§ **REQUIRED TASKS**:
[A] Please copy the part of the passage below between "Finally, we note" and "because of self-absorption.", inclusive, without changing a word.
[B] List every emission line species named in the passage below.

Begin DOCUMENT

It is also interesting to compare NV with NIV, as this ratio is not dependent on the nitrogen abundance, although NIV is detected (or reported) less frequently in AGN. In the well-studied type 1.8 AGN at z = 5.5, GS-3073 (refs. ^16,30,64), the NV is five times fainter than NIV, which would be totally undetected in our spectrum. In the type 1 quasars explored in ref. ⁶⁵, the NIV broad line is very strong, whereas NV is undetected, with an upper limit that is about 10 times lower than the NIV flux.

NeV is also not detected, neither in the grating nor in the prism spectrum. The upper limit on the NeV/NeIII ratio is about 0.2. However, in ref. ⁶³, the authors have shown that AGN models can have NeV/NeIII as low as 10⁻²−10⁻⁴. Hence the non-detection of NeV is also not constraining about the presence of an AGN.

Finally, we note that AGN accreting at super-Eddington rates have a lower energy cutoff, and hence are less likely to emit hard photons that can produce highly ionized species, such as NV and NeV.

HeII and CIV

HeII is detected in the prism and, more marginally, in the grating (Extended Data Fig. 1).

As already discussed, CIV is detected in the grating, but with a P-Cygni profile, hence its flux is a lower limit because of self-absorption.

The interpretation of these limits using photoionization models is very much model-dependent. We illustrate this in Extended Data Fig. 3a,b. Specifically, Extended Data Fig. 3a, as in ref. ⁹, shows the location of GN-z11 on the CIII]/CIV versus HeII/CIII] diagram and in which the red-squared and blue-starred symbols show the location of models from refs. ^10,66 for the NLR of AGNs and for star-forming galaxies, respectively, and in a range of about ±0.3 (see legend) dex of the metallicity inferred in ref. ⁹ for GN-z11. GN-z11 can be consistent with both AGN and star-forming models.

Extended Data Fig. 3b shows the same diagram in which we instead plot the models from ref. ⁶⁷, in the same (low) metallicity range for both AGN and SF galaxies. In this case, GN-z11 is much more consistent with the AGN models and inconsistent with the models for star-forming galaxies.

Yet, if the permitted and semi-forbidden lines of GN-z11 are coming from the BLR, as argued in this paper, then neither of the models above actually apply, as they are developed for the low-density environments of the NLR and HII regions. It is, therefore, more instructive to compare with the line ratios observed in the BLR of type 1 AGN. These are taken from the compilation of ref. ⁶¹ and shown with purple circles in Extended Data Fig. 3c. The line ratios observed in GN-z11 are fully consistent with the broad lines of type 1 AGN. For completeness, in the same panel we also plot the ratios observed for the NLR of type 2 AGN, compiled in ref. ⁶² (mostly overlapping with the ratios observed for the broad lines), and the star-forming galaxies from the CLASSY survey¹⁸.

End DOCUMENT
Begin INFORMATION PROVIDED

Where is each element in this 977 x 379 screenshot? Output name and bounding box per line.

End INFORMATION PROVIDED

§ **SET OF ANSWERS**:
[A]
Finally, we note that AGN accreting at super-Eddington rates have a lower energy cutoff, and hence are less likely to emit hard photons that can produce highly ionized species, such as NV and NeV.

HeII and CIV

HeII is detected in the prism and, more marginally, in the grating (Extended Data Fig. 1).

As already discussed, CIV is detected in the grating, but with a P-Cygni profile, hence its flux is a lower limit because of self-absorption.

[B] NV, NIV, NeV, NeIII, HeII, CIV, CIII]